◆ Task to carry out
Locate all lines in the data below that hold "this" and show them.

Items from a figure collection
::::::::::

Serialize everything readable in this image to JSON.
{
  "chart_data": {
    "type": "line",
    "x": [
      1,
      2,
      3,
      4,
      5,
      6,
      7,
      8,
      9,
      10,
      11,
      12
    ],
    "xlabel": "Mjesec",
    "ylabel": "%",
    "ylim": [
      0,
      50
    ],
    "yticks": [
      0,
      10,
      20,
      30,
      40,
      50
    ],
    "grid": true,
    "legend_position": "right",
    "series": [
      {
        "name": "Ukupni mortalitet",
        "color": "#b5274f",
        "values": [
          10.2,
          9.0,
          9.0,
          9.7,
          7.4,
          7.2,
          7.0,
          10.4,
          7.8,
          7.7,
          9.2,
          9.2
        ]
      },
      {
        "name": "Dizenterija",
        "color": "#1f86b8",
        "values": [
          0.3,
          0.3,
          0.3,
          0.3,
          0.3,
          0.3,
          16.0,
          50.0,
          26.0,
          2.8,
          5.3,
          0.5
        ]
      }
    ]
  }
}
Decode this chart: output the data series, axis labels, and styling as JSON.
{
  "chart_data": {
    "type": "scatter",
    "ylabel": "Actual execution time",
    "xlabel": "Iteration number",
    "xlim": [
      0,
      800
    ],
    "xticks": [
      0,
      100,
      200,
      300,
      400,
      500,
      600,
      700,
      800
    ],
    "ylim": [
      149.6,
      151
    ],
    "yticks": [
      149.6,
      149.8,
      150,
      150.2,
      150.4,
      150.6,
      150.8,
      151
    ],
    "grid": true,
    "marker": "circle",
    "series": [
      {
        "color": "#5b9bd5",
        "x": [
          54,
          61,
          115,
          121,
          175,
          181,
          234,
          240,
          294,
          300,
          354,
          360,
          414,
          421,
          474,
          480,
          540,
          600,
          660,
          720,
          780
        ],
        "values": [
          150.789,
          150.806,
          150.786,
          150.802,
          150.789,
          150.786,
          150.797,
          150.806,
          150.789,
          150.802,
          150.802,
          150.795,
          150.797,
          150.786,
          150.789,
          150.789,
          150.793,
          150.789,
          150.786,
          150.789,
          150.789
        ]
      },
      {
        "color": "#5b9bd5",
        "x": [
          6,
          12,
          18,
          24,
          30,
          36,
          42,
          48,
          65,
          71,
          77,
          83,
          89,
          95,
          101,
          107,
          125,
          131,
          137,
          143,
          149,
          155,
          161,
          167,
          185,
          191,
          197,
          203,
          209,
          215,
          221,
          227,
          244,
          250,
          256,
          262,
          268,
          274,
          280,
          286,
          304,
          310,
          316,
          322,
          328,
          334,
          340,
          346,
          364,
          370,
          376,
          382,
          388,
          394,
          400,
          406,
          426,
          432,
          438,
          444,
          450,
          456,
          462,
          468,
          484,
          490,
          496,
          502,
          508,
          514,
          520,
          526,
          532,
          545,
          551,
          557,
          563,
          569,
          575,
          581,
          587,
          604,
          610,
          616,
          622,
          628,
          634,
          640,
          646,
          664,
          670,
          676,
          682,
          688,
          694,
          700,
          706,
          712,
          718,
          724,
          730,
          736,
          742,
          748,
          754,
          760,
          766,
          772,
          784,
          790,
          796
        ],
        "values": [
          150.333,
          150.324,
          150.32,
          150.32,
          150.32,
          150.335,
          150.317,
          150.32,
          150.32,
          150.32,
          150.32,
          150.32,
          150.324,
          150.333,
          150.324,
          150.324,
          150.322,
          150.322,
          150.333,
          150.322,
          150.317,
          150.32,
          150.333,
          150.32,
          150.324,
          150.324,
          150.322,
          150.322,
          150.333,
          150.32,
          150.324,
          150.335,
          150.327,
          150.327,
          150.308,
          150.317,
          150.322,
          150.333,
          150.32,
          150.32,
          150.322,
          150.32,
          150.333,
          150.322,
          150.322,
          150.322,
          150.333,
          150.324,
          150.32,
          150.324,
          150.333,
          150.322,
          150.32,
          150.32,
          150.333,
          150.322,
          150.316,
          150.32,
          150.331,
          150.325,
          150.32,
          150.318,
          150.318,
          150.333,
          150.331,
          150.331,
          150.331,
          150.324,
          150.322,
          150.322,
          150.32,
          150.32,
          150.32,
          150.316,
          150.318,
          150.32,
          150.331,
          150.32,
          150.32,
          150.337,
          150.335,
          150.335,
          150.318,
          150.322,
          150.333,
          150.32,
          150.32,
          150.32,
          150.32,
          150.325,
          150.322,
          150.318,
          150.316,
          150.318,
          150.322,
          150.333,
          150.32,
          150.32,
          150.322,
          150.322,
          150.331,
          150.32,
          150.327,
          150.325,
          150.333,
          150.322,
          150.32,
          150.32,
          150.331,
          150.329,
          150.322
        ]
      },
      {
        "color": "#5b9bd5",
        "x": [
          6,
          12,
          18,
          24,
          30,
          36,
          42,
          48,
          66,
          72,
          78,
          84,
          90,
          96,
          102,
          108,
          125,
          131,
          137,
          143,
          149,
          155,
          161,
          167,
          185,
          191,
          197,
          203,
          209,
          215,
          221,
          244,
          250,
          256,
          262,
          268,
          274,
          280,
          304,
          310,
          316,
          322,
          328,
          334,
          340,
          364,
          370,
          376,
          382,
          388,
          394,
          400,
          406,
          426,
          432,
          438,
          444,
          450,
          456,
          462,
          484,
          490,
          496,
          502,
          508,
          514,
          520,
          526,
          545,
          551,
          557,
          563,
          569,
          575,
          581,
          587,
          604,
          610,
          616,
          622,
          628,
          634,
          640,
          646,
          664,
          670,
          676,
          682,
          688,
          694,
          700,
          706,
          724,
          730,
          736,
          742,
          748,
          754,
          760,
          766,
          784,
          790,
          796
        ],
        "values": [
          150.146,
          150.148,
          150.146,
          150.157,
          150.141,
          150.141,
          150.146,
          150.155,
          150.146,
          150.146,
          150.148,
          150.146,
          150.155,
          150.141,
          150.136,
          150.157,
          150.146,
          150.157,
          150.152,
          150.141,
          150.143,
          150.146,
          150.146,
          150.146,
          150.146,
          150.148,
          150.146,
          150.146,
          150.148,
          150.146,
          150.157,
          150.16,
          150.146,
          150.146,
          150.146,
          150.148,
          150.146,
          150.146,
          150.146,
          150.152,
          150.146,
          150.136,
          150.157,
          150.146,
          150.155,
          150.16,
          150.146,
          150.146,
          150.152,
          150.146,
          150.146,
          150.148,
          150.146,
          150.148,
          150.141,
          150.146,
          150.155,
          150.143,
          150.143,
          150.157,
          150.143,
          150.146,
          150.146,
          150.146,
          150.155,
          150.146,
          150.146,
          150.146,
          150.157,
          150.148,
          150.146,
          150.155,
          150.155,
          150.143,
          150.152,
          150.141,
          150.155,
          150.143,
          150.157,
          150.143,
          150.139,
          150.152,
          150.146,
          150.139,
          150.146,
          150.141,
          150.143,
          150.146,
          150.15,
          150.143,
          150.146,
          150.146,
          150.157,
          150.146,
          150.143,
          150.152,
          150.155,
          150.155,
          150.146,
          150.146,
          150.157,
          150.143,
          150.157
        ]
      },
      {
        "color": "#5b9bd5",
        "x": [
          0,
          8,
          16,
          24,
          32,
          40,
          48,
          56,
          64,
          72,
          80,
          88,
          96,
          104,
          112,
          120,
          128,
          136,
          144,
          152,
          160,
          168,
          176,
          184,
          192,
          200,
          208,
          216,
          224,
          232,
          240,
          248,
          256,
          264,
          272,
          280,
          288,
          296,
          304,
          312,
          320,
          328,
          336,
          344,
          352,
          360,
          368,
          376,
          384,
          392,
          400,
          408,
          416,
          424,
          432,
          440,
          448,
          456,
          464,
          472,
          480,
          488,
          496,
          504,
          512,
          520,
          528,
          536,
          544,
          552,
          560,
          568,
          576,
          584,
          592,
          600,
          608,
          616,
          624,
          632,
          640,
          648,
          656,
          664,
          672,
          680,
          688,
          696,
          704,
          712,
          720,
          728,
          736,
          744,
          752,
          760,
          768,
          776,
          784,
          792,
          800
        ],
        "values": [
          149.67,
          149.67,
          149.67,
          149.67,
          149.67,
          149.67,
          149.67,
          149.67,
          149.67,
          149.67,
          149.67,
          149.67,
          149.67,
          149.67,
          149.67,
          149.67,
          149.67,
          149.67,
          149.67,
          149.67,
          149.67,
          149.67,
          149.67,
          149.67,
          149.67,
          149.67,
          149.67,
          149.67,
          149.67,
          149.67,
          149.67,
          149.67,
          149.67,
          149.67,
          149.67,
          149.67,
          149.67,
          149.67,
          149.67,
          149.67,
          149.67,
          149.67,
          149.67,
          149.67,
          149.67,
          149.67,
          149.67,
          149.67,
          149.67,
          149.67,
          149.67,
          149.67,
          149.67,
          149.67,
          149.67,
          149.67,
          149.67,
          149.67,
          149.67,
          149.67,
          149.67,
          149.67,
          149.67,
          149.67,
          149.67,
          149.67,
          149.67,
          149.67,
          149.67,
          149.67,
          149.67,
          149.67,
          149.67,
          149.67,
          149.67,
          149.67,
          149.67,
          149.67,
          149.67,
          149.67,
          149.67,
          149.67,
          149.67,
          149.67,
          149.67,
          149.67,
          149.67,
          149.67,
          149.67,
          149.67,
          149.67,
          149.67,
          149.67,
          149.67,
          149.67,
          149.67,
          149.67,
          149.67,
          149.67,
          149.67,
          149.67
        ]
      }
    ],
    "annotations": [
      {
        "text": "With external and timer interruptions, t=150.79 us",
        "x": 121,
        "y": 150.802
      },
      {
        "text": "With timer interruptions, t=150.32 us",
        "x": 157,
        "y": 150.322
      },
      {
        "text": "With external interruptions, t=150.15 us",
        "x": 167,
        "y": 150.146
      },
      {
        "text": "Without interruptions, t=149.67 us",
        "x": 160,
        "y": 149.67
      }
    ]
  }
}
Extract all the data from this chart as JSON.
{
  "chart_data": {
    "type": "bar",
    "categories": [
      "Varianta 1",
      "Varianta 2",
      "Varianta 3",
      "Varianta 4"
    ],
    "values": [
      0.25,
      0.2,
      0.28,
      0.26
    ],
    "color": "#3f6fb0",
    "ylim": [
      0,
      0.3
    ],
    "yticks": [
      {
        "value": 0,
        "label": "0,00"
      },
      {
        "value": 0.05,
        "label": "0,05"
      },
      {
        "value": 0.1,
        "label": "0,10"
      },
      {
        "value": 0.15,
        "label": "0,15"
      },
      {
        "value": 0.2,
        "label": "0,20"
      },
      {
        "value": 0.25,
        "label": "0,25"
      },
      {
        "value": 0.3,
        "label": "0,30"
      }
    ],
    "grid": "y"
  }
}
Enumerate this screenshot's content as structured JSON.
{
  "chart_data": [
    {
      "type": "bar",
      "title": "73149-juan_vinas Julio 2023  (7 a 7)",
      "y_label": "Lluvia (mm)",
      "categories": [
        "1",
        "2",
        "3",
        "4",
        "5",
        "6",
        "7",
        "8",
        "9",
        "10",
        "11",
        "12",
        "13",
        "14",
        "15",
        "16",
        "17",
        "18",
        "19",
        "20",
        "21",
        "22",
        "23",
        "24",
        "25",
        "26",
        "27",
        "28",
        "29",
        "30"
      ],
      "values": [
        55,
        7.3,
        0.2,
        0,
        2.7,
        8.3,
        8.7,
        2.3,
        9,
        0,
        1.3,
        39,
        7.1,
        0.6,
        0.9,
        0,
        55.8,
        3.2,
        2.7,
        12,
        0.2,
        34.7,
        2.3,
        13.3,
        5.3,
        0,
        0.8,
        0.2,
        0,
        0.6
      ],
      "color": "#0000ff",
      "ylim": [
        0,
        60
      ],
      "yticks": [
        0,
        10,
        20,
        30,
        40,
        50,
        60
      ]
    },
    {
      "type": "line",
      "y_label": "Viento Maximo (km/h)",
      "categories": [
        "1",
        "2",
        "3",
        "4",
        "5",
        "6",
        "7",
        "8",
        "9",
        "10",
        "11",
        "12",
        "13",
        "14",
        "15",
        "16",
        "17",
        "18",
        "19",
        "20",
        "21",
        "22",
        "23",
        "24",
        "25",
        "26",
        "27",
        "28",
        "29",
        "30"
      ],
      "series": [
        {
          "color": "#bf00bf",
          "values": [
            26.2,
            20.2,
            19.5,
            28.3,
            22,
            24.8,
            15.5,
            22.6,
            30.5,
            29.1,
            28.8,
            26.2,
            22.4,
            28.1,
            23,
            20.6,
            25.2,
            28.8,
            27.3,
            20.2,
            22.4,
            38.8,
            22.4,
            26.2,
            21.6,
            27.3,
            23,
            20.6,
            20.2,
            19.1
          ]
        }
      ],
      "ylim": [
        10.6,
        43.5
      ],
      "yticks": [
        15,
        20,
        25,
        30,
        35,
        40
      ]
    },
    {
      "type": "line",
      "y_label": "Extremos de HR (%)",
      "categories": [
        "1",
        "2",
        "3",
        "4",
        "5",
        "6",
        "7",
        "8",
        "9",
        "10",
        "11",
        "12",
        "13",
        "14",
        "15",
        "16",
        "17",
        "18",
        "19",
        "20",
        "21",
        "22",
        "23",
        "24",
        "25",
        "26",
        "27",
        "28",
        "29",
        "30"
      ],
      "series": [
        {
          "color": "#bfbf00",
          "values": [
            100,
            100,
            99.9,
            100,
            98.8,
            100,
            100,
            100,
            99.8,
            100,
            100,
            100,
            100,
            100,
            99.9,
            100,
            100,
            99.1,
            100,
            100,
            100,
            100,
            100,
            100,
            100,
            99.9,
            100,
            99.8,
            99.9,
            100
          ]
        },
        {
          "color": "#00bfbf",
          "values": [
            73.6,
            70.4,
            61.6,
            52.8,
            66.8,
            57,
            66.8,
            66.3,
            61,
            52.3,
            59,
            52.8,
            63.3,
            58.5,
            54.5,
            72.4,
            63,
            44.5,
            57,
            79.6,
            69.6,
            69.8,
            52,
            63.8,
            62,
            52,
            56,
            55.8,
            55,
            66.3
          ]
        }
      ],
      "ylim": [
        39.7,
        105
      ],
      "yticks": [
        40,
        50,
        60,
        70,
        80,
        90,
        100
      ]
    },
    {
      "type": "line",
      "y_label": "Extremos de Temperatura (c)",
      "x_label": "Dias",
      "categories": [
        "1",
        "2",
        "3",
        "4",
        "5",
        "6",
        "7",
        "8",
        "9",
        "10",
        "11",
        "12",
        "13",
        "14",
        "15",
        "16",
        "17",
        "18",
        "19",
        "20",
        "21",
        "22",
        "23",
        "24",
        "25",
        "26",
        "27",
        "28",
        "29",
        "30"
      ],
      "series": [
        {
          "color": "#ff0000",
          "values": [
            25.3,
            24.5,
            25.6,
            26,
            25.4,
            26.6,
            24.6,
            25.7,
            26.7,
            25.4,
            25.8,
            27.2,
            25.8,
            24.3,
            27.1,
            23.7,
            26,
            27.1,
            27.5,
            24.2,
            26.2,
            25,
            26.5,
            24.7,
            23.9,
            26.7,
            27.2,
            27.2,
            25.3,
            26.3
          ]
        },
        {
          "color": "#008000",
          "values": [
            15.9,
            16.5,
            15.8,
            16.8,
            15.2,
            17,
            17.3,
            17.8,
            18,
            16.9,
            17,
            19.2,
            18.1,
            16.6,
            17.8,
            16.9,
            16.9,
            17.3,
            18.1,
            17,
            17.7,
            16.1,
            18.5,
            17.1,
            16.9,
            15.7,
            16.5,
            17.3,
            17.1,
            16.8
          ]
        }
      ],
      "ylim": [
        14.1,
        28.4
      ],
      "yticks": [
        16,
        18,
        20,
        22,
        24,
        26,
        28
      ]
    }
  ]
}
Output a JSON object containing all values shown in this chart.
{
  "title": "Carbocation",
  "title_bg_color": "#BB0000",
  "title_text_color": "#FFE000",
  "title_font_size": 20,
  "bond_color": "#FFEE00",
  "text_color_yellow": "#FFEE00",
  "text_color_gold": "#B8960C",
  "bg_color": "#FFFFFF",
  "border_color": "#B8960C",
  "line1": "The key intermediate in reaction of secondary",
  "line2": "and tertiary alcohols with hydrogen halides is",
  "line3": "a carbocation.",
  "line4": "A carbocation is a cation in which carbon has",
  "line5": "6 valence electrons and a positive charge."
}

::::::::::

◆ Task solution
Serialize everything readable in this image to JSON.
Decode this chart: output the data series, axis labels, and styling as JSON.
Extract all the data from this chart as JSON.
Enumerate this screenshot's content as structured JSON.
Output a JSON object containing all values shown in this chart.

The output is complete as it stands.